## Begin Given entries

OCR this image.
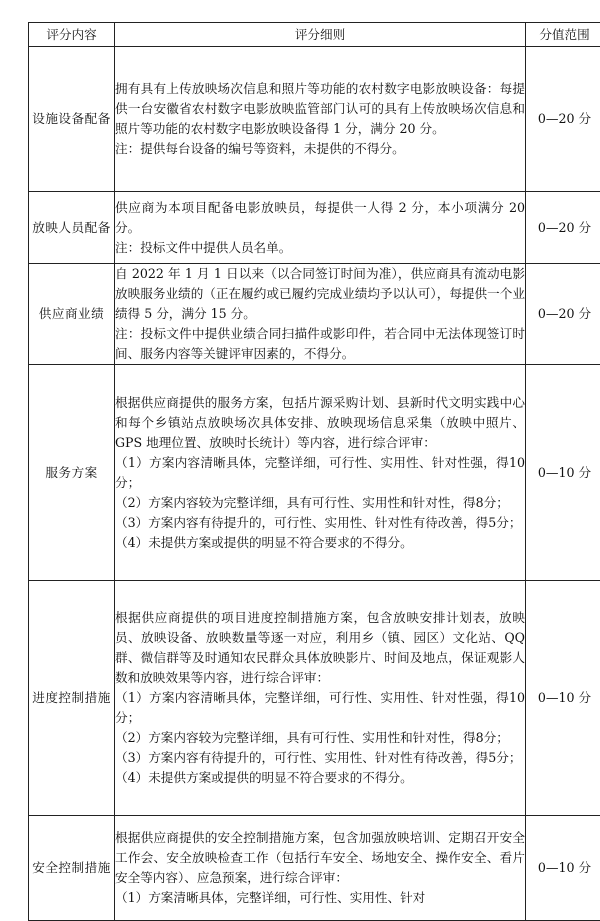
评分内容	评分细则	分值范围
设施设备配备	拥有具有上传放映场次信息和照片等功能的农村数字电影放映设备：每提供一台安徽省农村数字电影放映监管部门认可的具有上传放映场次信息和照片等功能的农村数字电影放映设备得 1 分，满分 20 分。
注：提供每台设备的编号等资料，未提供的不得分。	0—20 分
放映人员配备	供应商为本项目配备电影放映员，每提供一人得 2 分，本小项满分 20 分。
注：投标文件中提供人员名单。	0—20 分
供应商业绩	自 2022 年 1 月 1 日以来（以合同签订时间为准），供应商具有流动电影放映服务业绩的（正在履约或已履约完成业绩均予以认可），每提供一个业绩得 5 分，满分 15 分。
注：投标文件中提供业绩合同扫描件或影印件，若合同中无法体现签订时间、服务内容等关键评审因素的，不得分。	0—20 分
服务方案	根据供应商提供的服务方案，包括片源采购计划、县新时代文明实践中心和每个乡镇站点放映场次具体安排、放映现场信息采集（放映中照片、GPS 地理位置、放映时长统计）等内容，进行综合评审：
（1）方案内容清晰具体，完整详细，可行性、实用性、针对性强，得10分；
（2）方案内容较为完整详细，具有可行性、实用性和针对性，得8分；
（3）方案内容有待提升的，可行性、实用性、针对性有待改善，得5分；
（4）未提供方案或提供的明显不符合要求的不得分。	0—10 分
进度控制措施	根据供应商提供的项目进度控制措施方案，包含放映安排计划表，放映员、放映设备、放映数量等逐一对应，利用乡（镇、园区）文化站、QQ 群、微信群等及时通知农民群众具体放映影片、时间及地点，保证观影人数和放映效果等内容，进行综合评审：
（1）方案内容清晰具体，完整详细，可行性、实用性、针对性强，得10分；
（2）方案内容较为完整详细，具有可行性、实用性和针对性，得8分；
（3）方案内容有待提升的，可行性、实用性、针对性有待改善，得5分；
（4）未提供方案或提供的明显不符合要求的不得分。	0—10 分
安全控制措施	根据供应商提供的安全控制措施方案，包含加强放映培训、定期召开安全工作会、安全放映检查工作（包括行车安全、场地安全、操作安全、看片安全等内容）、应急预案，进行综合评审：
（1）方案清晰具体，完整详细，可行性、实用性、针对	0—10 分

## End Given entries

§ **What you are asked to do**: Copy each line above precisely, dropping the pictures.

§ **Solution for this exercise**:
OCR this image.
评分内容	评分细则	分值范围
设施设备配备	拥有具有上传放映场次信息和照片等功能的农村数字电影放映设备：每提供一台安徽省农村数字电影放映监管部门认可的具有上传放映场次信息和照片等功能的农村数字电影放映设备得 1 分，满分 20 分。
注：提供每台设备的编号等资料，未提供的不得分。	0—20 分
放映人员配备	供应商为本项目配备电影放映员，每提供一人得 2 分，本小项满分 20 分。
注：投标文件中提供人员名单。	0—20 分
供应商业绩	自 2022 年 1 月 1 日以来（以合同签订时间为准），供应商具有流动电影放映服务业绩的（正在履约或已履约完成业绩均予以认可），每提供一个业绩得 5 分，满分 15 分。
注：投标文件中提供业绩合同扫描件或影印件，若合同中无法体现签订时间、服务内容等关键评审因素的，不得分。	0—20 分
服务方案	根据供应商提供的服务方案，包括片源采购计划、县新时代文明实践中心和每个乡镇站点放映场次具体安排、放映现场信息采集（放映中照片、GPS 地理位置、放映时长统计）等内容，进行综合评审：
（1）方案内容清晰具体，完整详细，可行性、实用性、针对性强，得10分；
（2）方案内容较为完整详细，具有可行性、实用性和针对性，得8分；
（3）方案内容有待提升的，可行性、实用性、针对性有待改善，得5分；
（4）未提供方案或提供的明显不符合要求的不得分。	0—10 分
进度控制措施	根据供应商提供的项目进度控制措施方案，包含放映安排计划表，放映员、放映设备、放映数量等逐一对应，利用乡（镇、园区）文化站、QQ 群、微信群等及时通知农民群众具体放映影片、时间及地点，保证观影人数和放映效果等内容，进行综合评审：
（1）方案内容清晰具体，完整详细，可行性、实用性、针对性强，得10分；
（2）方案内容较为完整详细，具有可行性、实用性和针对性，得8分；
（3）方案内容有待提升的，可行性、实用性、针对性有待改善，得5分；
（4）未提供方案或提供的明显不符合要求的不得分。	0—10 分
安全控制措施	根据供应商提供的安全控制措施方案，包含加强放映培训、定期召开安全工作会、安全放映检查工作（包括行车安全、场地安全、操作安全、看片安全等内容）、应急预案，进行综合评审：
（1）方案清晰具体，完整详细，可行性、实用性、针对	0—10 分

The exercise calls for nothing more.